PROBLEM REQUIREMENTS: Pull every line with "other" from the data below and copy it.

DATA FOR ANALYSIS:
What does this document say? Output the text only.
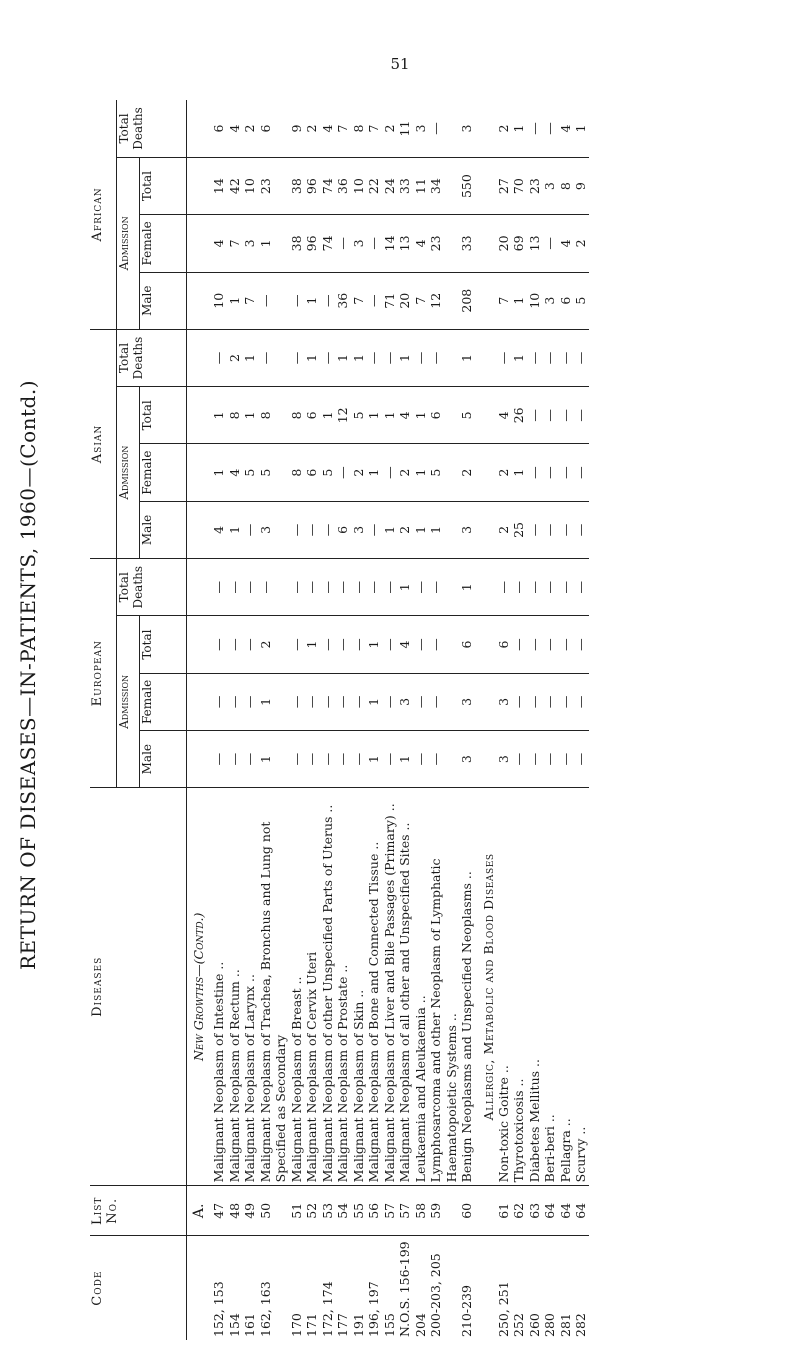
51
RETURN OF DISEASES—IN-PATIENTS, 1960—(Contd.)
Code	List No.	Diseases	European				Asian				African			
			Admission			Total Deaths	Admission			Total Deaths	Admission			Total Deaths
			Male	Female	Total		Male	Female	Total		Male	Female	Total	
	A.	New Growths—(Contd.)												
152, 153	47	Malignant Neoplasm of Intestine ..	—	—	—	—	4	1	1	—	10	4	14	6
154	48	Malignant Neoplasm of Rectum ..	—	—	—	—	1	4	8	2	1	7	42	4
161	49	Malignant Neoplasm of Larynx ..	—	—	—	—	—	5	1	1	7	3	10	2
162, 163	50	Malignant Neoplasm of Trachea, Bronchus and Lung not Specified as Secondary	1	1	2	—	3	5	8	—	—	1	23	6
170	51	Malignant Neoplasm of Breast ..	—	—	—	—	—	8	8	—	—	38	38	9
171	52	Malignant Neoplasm of Cervix Uteri	—	—	1	—	—	6	6	1	1	96	96	2
172, 174	53	Malignant Neoplasm of other Unspecified Parts of Uterus ..	—	—	—	—	—	5	1	—	—	74	74	4
177	54	Malignant Neoplasm of Prostate ..	—	—	—	—	6	—	12	1	36	—	36	7
191	55	Malignant Neoplasm of Skin ..	—	—	—	—	3	2	5	1	7	3	10	8
196, 197	56	Malignant Neoplasm of Bone and Connected Tissue ..	1	1	1	—	—	1	1	—	—	—	22	7
155	57	Malignant Neoplasm of Liver and Bile Passages (Primary) ..	—	—	—	—	1	—	1	—	71	14	24	2
N.O.S. 156-199	57	Malignant Neoplasm of all other and Unspecified Sites ..	1	3	4	1	2	2	4	1	20	13	33	11
204	58	Leukaemia and Aleukaemia ..	—	—	—	—	1	1	1	—	7	4	11	3
200-203, 205	59	Lymphosarcoma and other Neoplasm of Lymphatic Haematopoietic Systems ..	—	—	—	—	1	5	6	—	12	23	34	—
210-239	60	Benign Neoplasms and Unspecified Neoplasms ..	3	3	6	1	3	2	5	1	208	33	550	3
		Allergic, Metabolic and Blood Diseases												
250, 251	61	Non-toxic Goitre ..	3	3	6	—	2	2	4	—	7	20	27	2
252	62	Thyrotoxicosis ..	—	—	—	—	25	1	26	1	1	69	70	1
260	63	Diabetes Mellitus ..	—	—	—	—	—	—	—	—	10	13	23	—
280	64	Beri-beri ..	—	—	—	—	—	—	—	—	3	—	3	—
281	64	Pellagra ..	—	—	—	—	—	—	—	—	6	4	8	4
282	64	Scurvy ..	—	—	—	—	—	—	—	—	5	2	9	1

RESPONSE TO THIS TASK:
172, 174	53	Malignant Neoplasm of other Unspecified Parts of Uterus ..	—	—	—	—	—	5	1	—	—	74	74	4
N.O.S. 156-199	57	Malignant Neoplasm of all other and Unspecified Sites ..	1	3	4	1	2	2	4	1	20	13	33	11
200-203, 205	59	Lymphosarcoma and other Neoplasm of Lymphatic Haematopoietic Systems ..	—	—	—	—	1	5	6	—	12	23	34	—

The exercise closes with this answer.